*Problem requirements*. Reproduce the listing below in its entirety. Change nothing.

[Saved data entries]

## Start

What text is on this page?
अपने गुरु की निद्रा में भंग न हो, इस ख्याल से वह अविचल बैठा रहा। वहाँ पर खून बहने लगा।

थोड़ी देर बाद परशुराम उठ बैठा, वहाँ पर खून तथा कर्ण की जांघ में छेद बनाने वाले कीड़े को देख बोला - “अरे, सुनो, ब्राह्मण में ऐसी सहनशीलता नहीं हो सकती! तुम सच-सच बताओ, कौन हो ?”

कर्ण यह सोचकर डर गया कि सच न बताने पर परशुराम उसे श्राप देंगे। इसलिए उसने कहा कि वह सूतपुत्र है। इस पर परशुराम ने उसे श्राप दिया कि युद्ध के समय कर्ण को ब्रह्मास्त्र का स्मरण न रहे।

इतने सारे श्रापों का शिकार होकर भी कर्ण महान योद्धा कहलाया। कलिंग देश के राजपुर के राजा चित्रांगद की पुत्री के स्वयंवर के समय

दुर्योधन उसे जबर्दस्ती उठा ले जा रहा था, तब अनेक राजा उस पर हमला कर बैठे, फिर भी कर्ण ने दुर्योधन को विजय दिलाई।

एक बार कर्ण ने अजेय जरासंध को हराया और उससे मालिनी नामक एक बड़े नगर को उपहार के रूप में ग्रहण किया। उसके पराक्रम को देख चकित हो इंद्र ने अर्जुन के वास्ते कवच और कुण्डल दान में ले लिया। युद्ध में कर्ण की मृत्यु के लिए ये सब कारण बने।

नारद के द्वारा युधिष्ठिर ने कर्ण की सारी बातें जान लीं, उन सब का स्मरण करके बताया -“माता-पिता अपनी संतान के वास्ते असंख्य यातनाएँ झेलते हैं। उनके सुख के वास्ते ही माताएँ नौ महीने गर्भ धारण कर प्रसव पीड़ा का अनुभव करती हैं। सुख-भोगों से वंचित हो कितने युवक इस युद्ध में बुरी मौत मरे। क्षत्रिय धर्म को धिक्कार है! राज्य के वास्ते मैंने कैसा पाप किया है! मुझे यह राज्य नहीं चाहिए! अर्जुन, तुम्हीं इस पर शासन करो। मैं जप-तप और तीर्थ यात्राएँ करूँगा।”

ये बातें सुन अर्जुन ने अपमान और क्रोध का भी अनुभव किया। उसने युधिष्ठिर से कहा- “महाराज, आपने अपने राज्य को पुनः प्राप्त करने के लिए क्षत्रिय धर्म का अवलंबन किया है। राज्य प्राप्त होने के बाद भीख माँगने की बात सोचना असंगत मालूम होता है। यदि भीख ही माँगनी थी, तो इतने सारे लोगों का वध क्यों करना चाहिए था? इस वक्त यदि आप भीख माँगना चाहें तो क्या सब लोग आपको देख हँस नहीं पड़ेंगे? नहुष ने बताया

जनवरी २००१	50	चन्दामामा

## End

*Full answer*.
What text is on this page?
अपने गुरु की निद्रा में भंग न हो, इस ख्याल से वह अविचल बैठा रहा। वहाँ पर खून बहने लगा।

थोड़ी देर बाद परशुराम उठ बैठा, वहाँ पर खून तथा कर्ण की जांघ में छेद बनाने वाले कीड़े को देख बोला - “अरे, सुनो, ब्राह्मण में ऐसी सहनशीलता नहीं हो सकती! तुम सच-सच बताओ, कौन हो ?”

कर्ण यह सोचकर डर गया कि सच न बताने पर परशुराम उसे श्राप देंगे। इसलिए उसने कहा कि वह सूतपुत्र है। इस पर परशुराम ने उसे श्राप दिया कि युद्ध के समय कर्ण को ब्रह्मास्त्र का स्मरण न रहे।

इतने सारे श्रापों का शिकार होकर भी कर्ण महान योद्धा कहलाया। कलिंग देश के राजपुर के राजा चित्रांगद की पुत्री के स्वयंवर के समय

दुर्योधन उसे जबर्दस्ती उठा ले जा रहा था, तब अनेक राजा उस पर हमला कर बैठे, फिर भी कर्ण ने दुर्योधन को विजय दिलाई।

एक बार कर्ण ने अजेय जरासंध को हराया और उससे मालिनी नामक एक बड़े नगर को उपहार के रूप में ग्रहण किया। उसके पराक्रम को देख चकित हो इंद्र ने अर्जुन के वास्ते कवच और कुण्डल दान में ले लिया। युद्ध में कर्ण की मृत्यु के लिए ये सब कारण बने।

नारद के द्वारा युधिष्ठिर ने कर्ण की सारी बातें जान लीं, उन सब का स्मरण करके बताया -“माता-पिता अपनी संतान के वास्ते असंख्य यातनाएँ झेलते हैं। उनके सुख के वास्ते ही माताएँ नौ महीने गर्भ धारण कर प्रसव पीड़ा का अनुभव करती हैं। सुख-भोगों से वंचित हो कितने युवक इस युद्ध में बुरी मौत मरे। क्षत्रिय धर्म को धिक्कार है! राज्य के वास्ते मैंने कैसा पाप किया है! मुझे यह राज्य नहीं चाहिए! अर्जुन, तुम्हीं इस पर शासन करो। मैं जप-तप और तीर्थ यात्राएँ करूँगा।”

ये बातें सुन अर्जुन ने अपमान और क्रोध का भी अनुभव किया। उसने युधिष्ठिर से कहा- “महाराज, आपने अपने राज्य को पुनः प्राप्त करने के लिए क्षत्रिय धर्म का अवलंबन किया है। राज्य प्राप्त होने के बाद भीख माँगने की बात सोचना असंगत मालूम होता है। यदि भीख ही माँगनी थी, तो इतने सारे लोगों का वध क्यों करना चाहिए था? इस वक्त यदि आप भीख माँगना चाहें तो क्या सब लोग आपको देख हँस नहीं पड़ेंगे? नहुष ने बताया

जनवरी २००१	50	चन्दामामा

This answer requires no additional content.